▶ TASK DESCRIPTION:
Rename every "data-point" in the listing below to "scatter-point" and reproduce it with all other text unchanged.

▶ RECORDS SHOWN:
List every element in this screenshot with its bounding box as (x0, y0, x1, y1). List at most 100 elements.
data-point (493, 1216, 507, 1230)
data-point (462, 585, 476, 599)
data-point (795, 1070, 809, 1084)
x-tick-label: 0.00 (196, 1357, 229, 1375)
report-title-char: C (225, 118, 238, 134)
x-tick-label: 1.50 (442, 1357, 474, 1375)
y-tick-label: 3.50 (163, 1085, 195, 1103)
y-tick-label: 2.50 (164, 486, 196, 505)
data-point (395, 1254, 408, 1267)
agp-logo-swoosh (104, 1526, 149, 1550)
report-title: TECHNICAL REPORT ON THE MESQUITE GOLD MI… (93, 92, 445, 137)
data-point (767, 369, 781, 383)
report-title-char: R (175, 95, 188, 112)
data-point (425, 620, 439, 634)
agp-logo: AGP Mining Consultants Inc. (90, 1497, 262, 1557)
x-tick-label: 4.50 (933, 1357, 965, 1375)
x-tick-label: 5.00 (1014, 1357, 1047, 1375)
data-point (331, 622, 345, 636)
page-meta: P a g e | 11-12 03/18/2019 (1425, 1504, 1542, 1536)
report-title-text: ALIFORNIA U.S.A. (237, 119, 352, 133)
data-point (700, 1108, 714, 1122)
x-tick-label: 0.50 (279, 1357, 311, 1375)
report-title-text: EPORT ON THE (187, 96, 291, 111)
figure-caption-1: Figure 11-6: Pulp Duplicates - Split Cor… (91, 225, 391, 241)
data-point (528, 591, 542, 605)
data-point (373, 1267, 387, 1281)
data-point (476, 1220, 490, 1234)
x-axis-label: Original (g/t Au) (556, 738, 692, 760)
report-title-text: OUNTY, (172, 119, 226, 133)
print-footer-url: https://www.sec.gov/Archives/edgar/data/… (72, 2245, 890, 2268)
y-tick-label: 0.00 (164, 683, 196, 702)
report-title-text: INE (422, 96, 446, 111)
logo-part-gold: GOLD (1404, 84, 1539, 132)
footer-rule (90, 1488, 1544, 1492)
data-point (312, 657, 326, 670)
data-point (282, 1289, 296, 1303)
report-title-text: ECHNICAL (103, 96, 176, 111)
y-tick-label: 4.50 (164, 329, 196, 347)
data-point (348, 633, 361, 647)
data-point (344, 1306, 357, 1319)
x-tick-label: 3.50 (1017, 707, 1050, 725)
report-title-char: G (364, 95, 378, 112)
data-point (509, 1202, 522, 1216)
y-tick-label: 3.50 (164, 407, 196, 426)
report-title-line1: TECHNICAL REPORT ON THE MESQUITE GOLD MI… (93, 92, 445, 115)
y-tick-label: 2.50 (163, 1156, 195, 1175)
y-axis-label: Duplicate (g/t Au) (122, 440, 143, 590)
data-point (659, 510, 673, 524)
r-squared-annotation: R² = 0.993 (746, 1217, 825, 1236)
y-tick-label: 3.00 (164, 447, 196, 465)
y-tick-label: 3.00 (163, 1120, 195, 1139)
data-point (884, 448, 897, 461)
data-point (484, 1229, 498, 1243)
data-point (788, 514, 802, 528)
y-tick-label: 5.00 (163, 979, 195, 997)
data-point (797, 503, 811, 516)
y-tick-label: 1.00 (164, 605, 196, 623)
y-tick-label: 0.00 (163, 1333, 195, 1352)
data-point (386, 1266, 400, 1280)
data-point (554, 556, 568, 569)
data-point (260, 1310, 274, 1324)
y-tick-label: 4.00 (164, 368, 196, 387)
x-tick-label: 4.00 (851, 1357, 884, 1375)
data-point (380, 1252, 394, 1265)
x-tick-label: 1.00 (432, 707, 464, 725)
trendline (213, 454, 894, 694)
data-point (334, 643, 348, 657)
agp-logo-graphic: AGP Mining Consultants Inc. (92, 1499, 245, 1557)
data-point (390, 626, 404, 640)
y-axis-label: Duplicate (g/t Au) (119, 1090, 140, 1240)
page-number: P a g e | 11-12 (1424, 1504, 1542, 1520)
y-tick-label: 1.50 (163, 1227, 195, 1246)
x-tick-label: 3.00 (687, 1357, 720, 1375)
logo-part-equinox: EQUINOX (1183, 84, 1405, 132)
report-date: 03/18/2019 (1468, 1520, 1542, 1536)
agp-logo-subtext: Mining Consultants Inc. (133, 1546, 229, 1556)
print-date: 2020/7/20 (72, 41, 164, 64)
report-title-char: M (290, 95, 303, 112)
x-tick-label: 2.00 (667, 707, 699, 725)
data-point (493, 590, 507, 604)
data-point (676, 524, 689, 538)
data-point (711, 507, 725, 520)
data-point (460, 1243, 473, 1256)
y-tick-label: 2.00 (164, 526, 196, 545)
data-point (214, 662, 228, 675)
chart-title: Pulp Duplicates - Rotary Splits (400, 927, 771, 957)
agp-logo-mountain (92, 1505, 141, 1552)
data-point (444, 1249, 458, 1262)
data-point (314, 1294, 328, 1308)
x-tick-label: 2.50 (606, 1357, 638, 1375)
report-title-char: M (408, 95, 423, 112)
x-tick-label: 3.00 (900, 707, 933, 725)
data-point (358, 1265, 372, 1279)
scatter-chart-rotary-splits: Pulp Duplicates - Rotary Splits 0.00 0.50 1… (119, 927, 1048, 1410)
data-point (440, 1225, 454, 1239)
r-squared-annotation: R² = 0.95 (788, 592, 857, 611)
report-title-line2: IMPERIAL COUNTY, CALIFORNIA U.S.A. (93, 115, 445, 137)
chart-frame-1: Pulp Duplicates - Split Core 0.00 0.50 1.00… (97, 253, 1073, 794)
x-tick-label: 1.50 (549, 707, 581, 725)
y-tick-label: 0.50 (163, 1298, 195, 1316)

▶ FINISHED TASK:
List every element in this screenshot with its bounding box as (x0, y0, x1, y1). List at most 100 elements.
scatter-point (493, 1216, 507, 1230)
scatter-point (462, 585, 476, 599)
scatter-point (795, 1070, 809, 1084)
x-tick-label: 0.00 (196, 1357, 229, 1375)
report-title-char: C (225, 118, 238, 134)
x-tick-label: 1.50 (442, 1357, 474, 1375)
y-tick-label: 3.50 (163, 1085, 195, 1103)
y-tick-label: 2.50 (164, 486, 196, 505)
scatter-point (395, 1254, 408, 1267)
agp-logo-swoosh (104, 1526, 149, 1550)
report-title: TECHNICAL REPORT ON THE MESQUITE GOLD MI… (93, 92, 445, 137)
scatter-point (767, 369, 781, 383)
report-title-char: R (175, 95, 188, 112)
scatter-point (425, 620, 439, 634)
agp-logo: AGP Mining Consultants Inc. (90, 1497, 262, 1557)
x-tick-label: 4.50 (933, 1357, 965, 1375)
x-tick-label: 5.00 (1014, 1357, 1047, 1375)
scatter-point (331, 622, 345, 636)
page-meta: P a g e | 11-12 03/18/2019 (1425, 1504, 1542, 1536)
report-title-text: ALIFORNIA U.S.A. (237, 119, 352, 133)
scatter-point (700, 1108, 714, 1122)
x-tick-label: 0.50 (279, 1357, 311, 1375)
report-title-text: EPORT ON THE (187, 96, 291, 111)
figure-caption-1: Figure 11-6: Pulp Duplicates - Split Cor… (91, 225, 391, 241)
scatter-point (528, 591, 542, 605)
scatter-point (373, 1267, 387, 1281)
scatter-point (476, 1220, 490, 1234)
x-axis-label: Original (g/t Au) (556, 738, 692, 760)
report-title-text: OUNTY, (172, 119, 226, 133)
print-footer-url: https://www.sec.gov/Archives/edgar/data/… (72, 2245, 890, 2268)
y-tick-label: 0.00 (164, 683, 196, 702)
report-title-text: INE (422, 96, 446, 111)
logo-part-gold: GOLD (1404, 84, 1539, 132)
footer-rule (90, 1488, 1544, 1492)
scatter-point (312, 657, 326, 670)
scatter-point (282, 1289, 296, 1303)
report-title-text: ECHNICAL (103, 96, 176, 111)
y-tick-label: 4.50 (164, 329, 196, 347)
scatter-point (348, 633, 361, 647)
scatter-point (344, 1306, 357, 1319)
x-tick-label: 3.50 (1017, 707, 1050, 725)
report-title-char: G (364, 95, 378, 112)
scatter-point (509, 1202, 522, 1216)
y-tick-label: 3.50 (164, 407, 196, 426)
report-title-line1: TECHNICAL REPORT ON THE MESQUITE GOLD MI… (93, 92, 445, 115)
y-tick-label: 2.50 (163, 1156, 195, 1175)
y-axis-label: Duplicate (g/t Au) (122, 440, 143, 590)
scatter-point (659, 510, 673, 524)
r-squared-annotation: R² = 0.993 (746, 1217, 825, 1236)
y-tick-label: 3.00 (164, 447, 196, 465)
y-tick-label: 3.00 (163, 1120, 195, 1139)
scatter-point (884, 448, 897, 461)
scatter-point (484, 1229, 498, 1243)
scatter-point (788, 514, 802, 528)
y-tick-label: 5.00 (163, 979, 195, 997)
scatter-point (797, 503, 811, 516)
y-tick-label: 1.00 (164, 605, 196, 623)
y-tick-label: 0.00 (163, 1333, 195, 1352)
scatter-point (386, 1266, 400, 1280)
scatter-point (554, 556, 568, 569)
scatter-point (260, 1310, 274, 1324)
y-tick-label: 4.00 (164, 368, 196, 387)
x-tick-label: 4.00 (851, 1357, 884, 1375)
scatter-point (380, 1252, 394, 1265)
x-tick-label: 1.00 (432, 707, 464, 725)
trendline (213, 454, 894, 694)
scatter-point (334, 643, 348, 657)
agp-logo-graphic: AGP Mining Consultants Inc. (92, 1499, 245, 1557)
scatter-point (390, 626, 404, 640)
y-axis-label: Duplicate (g/t Au) (119, 1090, 140, 1240)
page-number: P a g e | 11-12 (1424, 1504, 1542, 1520)
y-tick-label: 1.50 (163, 1227, 195, 1246)
x-tick-label: 3.00 (687, 1357, 720, 1375)
logo-part-equinox: EQUINOX (1183, 84, 1405, 132)
report-date: 03/18/2019 (1468, 1520, 1542, 1536)
agp-logo-subtext: Mining Consultants Inc. (133, 1546, 229, 1556)
print-date: 2020/7/20 (72, 41, 164, 64)
report-title-char: M (290, 95, 303, 112)
x-tick-label: 2.00 (667, 707, 699, 725)
scatter-point (493, 590, 507, 604)
scatter-point (676, 524, 689, 538)
scatter-point (711, 507, 725, 520)
scatter-point (460, 1243, 473, 1256)
y-tick-label: 2.00 (164, 526, 196, 545)
scatter-point (214, 662, 228, 675)
chart-title: Pulp Duplicates - Rotary Splits (400, 927, 771, 957)
agp-logo-mountain (92, 1505, 141, 1552)
scatter-point (444, 1249, 458, 1262)
scatter-point (314, 1294, 328, 1308)
x-tick-label: 2.50 (606, 1357, 638, 1375)
report-title-char: M (408, 95, 423, 112)
x-tick-label: 3.00 (900, 707, 933, 725)
scatter-point (358, 1265, 372, 1279)
scatter-chart-rotary-splits: Pulp Duplicates - Rotary Splits 0.00 0.50 1… (119, 927, 1048, 1410)
scatter-point (440, 1225, 454, 1239)
r-squared-annotation: R² = 0.95 (788, 592, 857, 611)
report-title-line2: IMPERIAL COUNTY, CALIFORNIA U.S.A. (93, 115, 445, 137)
chart-frame-1: Pulp Duplicates - Split Core 0.00 0.50 1.00… (97, 253, 1073, 794)
x-tick-label: 1.50 (549, 707, 581, 725)
y-tick-label: 0.50 (163, 1298, 195, 1316)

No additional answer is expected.